From the records below, copy every line that contains the word "Percent".

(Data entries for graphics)

[BEGIN]

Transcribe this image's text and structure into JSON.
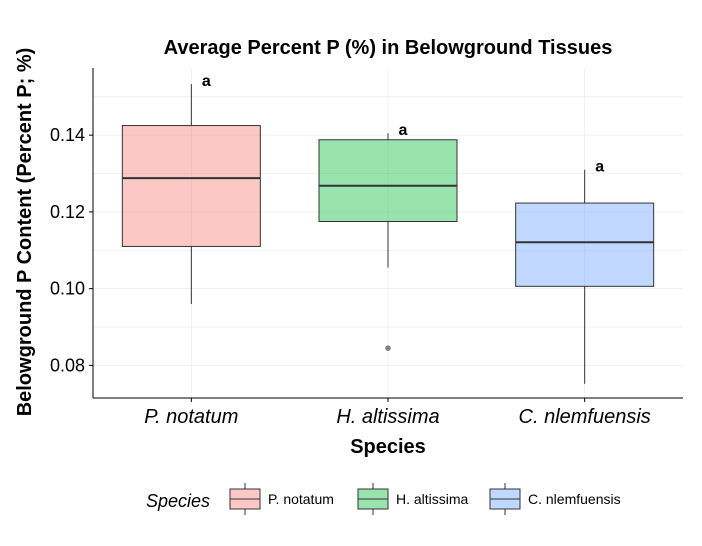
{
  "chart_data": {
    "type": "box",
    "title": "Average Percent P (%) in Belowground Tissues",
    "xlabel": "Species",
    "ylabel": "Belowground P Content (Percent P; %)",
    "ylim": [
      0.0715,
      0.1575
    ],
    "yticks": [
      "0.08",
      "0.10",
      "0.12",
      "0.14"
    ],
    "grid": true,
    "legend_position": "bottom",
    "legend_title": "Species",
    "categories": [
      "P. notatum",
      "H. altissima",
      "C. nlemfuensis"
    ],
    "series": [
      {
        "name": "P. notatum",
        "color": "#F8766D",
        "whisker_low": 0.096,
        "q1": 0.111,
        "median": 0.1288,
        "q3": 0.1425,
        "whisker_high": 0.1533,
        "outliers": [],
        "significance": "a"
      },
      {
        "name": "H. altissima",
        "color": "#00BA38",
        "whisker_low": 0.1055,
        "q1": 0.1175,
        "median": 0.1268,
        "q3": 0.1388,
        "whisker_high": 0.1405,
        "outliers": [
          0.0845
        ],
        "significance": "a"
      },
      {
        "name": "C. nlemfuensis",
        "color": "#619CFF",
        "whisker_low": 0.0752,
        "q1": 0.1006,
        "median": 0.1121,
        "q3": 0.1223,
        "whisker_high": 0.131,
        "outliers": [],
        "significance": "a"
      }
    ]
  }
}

[END]

(SOLUTION)
    "title": "Average Percent P (%) in Belowground Tissues",
    "ylabel": "Belowground P Content (Percent P; %)",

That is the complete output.